Draw out every line with the word "grid" from the listing below.
________________
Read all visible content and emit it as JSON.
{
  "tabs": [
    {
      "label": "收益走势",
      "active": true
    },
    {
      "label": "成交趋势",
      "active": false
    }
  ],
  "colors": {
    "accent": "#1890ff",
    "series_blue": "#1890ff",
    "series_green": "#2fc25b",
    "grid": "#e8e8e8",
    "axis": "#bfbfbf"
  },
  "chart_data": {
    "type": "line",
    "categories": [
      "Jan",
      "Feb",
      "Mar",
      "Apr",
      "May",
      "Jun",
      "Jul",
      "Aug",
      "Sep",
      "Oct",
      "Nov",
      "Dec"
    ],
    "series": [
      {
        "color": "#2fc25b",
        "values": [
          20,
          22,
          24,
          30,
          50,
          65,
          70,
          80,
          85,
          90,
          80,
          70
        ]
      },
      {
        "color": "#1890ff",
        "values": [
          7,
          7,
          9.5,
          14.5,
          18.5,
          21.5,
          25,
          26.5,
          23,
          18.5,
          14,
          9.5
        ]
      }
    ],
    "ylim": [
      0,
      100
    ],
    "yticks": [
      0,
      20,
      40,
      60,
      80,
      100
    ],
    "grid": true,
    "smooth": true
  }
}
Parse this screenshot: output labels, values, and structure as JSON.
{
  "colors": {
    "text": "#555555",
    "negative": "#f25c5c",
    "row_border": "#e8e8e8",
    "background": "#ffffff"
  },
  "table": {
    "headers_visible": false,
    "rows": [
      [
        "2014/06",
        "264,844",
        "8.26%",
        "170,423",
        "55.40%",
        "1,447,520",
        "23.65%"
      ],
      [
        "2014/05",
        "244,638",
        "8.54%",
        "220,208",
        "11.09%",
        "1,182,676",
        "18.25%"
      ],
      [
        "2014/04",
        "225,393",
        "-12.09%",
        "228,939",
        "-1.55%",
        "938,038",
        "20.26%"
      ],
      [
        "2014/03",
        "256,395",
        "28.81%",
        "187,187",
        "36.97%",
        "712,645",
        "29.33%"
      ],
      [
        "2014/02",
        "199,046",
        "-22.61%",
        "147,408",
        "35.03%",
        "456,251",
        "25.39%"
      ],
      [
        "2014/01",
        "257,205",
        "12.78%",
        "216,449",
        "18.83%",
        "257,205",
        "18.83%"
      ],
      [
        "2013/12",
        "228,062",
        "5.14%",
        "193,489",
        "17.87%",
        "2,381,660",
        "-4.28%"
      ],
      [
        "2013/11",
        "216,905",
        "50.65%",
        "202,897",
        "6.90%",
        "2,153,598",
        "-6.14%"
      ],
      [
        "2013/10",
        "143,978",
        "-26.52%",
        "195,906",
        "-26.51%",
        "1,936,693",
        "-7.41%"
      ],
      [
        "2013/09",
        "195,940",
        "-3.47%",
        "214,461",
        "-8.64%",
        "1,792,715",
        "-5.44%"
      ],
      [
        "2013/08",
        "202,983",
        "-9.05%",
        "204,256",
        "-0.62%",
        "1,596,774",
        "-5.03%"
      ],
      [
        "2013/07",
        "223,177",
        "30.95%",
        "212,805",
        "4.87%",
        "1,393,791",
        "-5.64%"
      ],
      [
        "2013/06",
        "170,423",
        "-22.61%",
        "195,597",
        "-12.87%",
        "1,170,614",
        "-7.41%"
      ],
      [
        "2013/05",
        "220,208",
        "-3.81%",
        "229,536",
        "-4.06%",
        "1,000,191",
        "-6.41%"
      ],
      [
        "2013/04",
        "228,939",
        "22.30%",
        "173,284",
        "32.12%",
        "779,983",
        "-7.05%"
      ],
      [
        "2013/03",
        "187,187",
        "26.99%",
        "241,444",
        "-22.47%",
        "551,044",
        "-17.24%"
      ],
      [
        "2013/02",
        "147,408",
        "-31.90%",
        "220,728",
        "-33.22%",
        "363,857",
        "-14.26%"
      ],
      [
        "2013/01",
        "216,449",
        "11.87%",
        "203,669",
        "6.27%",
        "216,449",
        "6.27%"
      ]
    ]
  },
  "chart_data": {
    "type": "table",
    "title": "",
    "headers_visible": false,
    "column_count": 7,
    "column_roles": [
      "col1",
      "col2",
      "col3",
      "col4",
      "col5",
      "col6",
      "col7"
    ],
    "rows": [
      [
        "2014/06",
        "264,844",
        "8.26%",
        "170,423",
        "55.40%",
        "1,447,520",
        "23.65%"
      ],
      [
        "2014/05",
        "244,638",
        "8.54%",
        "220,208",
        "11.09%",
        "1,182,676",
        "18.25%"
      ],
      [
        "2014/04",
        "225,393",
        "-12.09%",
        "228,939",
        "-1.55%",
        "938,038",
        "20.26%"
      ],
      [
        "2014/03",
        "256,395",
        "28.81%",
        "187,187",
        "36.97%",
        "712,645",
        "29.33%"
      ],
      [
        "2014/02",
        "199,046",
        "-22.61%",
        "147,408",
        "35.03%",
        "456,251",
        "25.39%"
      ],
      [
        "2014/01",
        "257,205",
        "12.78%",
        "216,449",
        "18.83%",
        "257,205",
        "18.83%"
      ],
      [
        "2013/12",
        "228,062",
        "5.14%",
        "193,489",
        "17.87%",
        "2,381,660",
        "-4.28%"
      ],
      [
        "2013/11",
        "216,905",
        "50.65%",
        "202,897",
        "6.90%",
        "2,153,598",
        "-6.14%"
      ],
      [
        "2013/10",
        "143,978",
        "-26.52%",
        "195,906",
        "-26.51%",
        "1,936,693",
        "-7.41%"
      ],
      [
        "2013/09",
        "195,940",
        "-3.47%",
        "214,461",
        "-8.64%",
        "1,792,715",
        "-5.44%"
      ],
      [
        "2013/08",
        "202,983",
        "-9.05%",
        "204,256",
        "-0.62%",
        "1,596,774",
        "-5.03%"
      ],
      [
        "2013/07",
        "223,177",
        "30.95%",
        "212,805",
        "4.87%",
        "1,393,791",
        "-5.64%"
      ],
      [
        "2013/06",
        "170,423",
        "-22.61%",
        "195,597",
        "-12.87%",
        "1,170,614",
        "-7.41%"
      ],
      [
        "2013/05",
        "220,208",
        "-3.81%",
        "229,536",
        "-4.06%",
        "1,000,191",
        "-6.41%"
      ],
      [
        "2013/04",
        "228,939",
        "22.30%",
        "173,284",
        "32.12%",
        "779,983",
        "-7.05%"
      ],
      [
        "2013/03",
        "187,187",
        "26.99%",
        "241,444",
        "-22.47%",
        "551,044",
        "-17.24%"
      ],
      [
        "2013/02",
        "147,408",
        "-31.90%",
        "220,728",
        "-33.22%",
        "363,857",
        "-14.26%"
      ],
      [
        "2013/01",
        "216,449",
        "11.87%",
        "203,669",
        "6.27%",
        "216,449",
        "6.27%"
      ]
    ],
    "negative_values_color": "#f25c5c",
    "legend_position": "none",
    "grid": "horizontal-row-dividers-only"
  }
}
________________
▸ Exercise response:
    "grid": "#e8e8e8",
    "grid": true,
    "grid": "horizontal-row-dividers-only"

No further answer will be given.